Copy the data below exactly, omitting any picture it contains.
——
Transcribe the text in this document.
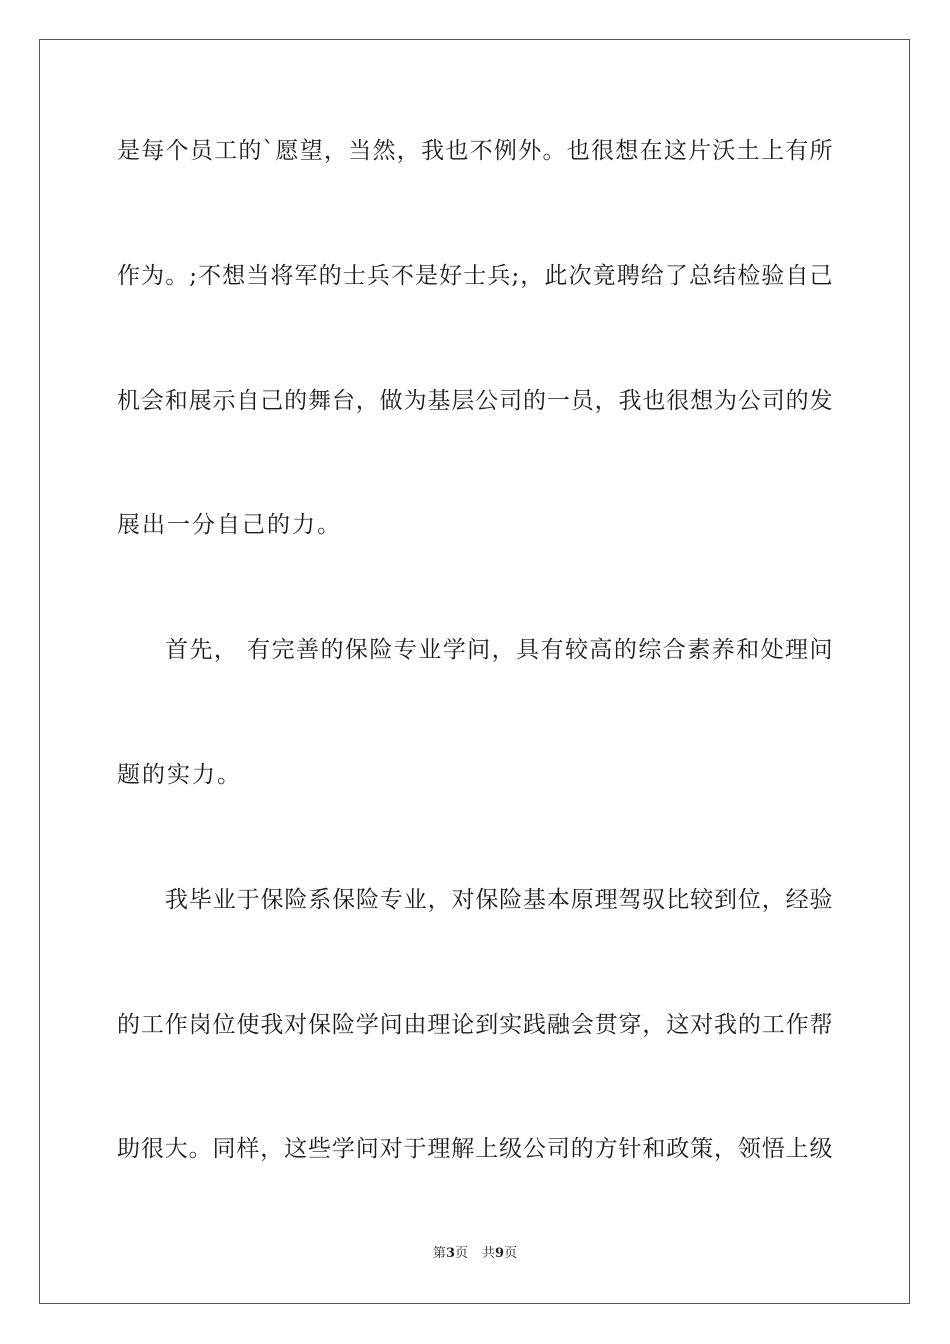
是每个员工的`愿望，当然，我也不例外。也很想在这片沃土上有所
作为。;不想当将军的士兵不是好士兵;，此次竟聘给了总结检验自己
机会和展示自己的舞台，做为基层公司的一员，我也很想为公司的发
展出一分自己的力。
首先， 有完善的保险专业学问，具有较高的综合素养和处理问
题的实力。
我毕业于保险系保险专业，对保险基本原理驾驭比较到位，经验
的工作岗位使我对保险学问由理论到实践融会贯穿，这对我的工作帮
助很大。同样，这些学问对于理解上级公司的方针和政策，领悟上级
第3页 共9页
——
TASK OUTPUT
Transcribe the text in this document.
是每个员工的`愿望，当然，我也不例外。也很想在这片沃土上有所
作为。;不想当将军的士兵不是好士兵;，此次竟聘给了总结检验自己
机会和展示自己的舞台，做为基层公司的一员，我也很想为公司的发
展出一分自己的力。
首先， 有完善的保险专业学问，具有较高的综合素养和处理问
题的实力。
我毕业于保险系保险专业，对保险基本原理驾驭比较到位，经验
的工作岗位使我对保险学问由理论到实践融会贯穿，这对我的工作帮
助很大。同样，这些学问对于理解上级公司的方针和政策，领悟上级
第3页 共9页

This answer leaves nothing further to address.